**WRITTEN PROBLEM**
Only the lines from the one containing "Read out every word on this page." to the end of the entries should be written out, each exactly as it stands, both ends included.

**** PROVIDED DATA ****

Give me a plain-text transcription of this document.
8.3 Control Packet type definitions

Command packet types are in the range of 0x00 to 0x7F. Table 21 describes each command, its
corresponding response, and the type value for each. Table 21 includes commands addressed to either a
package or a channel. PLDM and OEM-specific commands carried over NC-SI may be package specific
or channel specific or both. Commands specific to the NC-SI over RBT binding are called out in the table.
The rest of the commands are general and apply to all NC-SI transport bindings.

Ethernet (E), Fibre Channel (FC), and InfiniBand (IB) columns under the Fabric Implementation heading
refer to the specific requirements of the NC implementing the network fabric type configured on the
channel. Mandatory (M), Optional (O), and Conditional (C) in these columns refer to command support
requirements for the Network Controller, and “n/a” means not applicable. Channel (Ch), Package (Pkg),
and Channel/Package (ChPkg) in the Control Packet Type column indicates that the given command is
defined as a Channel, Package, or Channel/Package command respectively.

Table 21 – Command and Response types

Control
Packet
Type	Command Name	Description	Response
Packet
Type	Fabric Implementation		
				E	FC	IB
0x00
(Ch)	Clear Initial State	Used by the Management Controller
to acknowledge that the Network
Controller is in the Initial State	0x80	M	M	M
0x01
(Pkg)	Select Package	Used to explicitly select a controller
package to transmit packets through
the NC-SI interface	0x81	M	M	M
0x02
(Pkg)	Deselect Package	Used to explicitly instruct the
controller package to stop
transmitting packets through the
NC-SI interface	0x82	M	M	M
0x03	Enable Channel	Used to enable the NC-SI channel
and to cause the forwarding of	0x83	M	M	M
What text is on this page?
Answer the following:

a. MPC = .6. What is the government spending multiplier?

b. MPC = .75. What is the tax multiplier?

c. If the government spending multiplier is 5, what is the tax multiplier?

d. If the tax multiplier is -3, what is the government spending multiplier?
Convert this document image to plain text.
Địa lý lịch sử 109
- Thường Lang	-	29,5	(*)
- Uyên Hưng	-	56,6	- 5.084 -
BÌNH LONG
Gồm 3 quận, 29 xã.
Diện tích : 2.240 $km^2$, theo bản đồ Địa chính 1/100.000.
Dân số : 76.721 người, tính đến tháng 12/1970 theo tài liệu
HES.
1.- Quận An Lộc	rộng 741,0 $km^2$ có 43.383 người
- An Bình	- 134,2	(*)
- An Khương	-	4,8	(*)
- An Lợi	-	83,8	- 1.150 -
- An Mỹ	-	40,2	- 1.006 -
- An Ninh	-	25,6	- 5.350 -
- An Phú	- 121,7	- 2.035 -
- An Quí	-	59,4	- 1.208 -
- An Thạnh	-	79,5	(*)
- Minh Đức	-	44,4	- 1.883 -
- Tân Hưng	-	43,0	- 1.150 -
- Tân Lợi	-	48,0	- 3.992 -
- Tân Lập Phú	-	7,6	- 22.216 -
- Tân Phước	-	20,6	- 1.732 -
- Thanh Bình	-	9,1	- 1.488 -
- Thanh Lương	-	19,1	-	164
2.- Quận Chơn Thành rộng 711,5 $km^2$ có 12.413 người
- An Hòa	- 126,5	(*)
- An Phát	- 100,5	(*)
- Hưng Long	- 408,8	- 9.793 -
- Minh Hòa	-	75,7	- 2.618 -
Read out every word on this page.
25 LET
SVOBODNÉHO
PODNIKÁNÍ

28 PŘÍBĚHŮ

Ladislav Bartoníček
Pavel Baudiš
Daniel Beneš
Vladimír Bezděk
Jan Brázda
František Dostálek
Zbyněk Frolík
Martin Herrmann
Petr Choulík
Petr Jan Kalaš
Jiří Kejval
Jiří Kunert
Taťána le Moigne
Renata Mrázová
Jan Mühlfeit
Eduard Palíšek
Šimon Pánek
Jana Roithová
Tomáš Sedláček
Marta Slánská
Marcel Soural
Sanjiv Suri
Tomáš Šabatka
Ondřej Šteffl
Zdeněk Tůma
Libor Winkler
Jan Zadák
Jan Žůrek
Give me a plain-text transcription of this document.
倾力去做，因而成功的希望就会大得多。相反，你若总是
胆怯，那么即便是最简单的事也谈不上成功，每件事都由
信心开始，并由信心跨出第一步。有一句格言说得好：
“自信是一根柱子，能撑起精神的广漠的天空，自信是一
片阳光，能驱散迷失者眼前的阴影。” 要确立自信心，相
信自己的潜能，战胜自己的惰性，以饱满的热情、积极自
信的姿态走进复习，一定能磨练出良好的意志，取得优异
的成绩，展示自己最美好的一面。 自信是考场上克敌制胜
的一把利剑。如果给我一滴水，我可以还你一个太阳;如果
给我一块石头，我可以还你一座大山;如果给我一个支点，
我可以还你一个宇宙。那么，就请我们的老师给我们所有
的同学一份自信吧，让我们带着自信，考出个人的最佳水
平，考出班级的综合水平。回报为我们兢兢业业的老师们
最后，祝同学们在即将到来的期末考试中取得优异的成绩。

****

**RESULT OF THIS EXERCISE**
Read out every word on this page.
25 LET
SVOBODNÉHO
PODNIKÁNÍ

28 PŘÍBĚHŮ

Ladislav Bartoníček
Pavel Baudiš
Daniel Beneš
Vladimír Bezděk
Jan Brázda
František Dostálek
Zbyněk Frolík
Martin Herrmann
Petr Choulík
Petr Jan Kalaš
Jiří Kejval
Jiří Kunert
Taťána le Moigne
Renata Mrázová
Jan Mühlfeit
Eduard Palíšek
Šimon Pánek
Jana Roithová
Tomáš Sedláček
Marta Slánská
Marcel Soural
Sanjiv Suri
Tomáš Šabatka
Ondřej Šteffl
Zdeněk Tůma
Libor Winkler
Jan Zadák
Jan Žůrek
Give me a plain-text transcription of this document.
倾力去做，因而成功的希望就会大得多。相反，你若总是
胆怯，那么即便是最简单的事也谈不上成功，每件事都由
信心开始，并由信心跨出第一步。有一句格言说得好：
“自信是一根柱子，能撑起精神的广漠的天空，自信是一
片阳光，能驱散迷失者眼前的阴影。” 要确立自信心，相
信自己的潜能，战胜自己的惰性，以饱满的热情、积极自
信的姿态走进复习，一定能磨练出良好的意志，取得优异
的成绩，展示自己最美好的一面。 自信是考场上克敌制胜
的一把利剑。如果给我一滴水，我可以还你一个太阳;如果
给我一块石头，我可以还你一座大山;如果给我一个支点，
我可以还你一个宇宙。那么，就请我们的老师给我们所有
的同学一份自信吧，让我们带着自信，考出个人的最佳水
平，考出班级的综合水平。回报为我们兢兢业业的老师们
最后，祝同学们在即将到来的期末考试中取得优异的成绩。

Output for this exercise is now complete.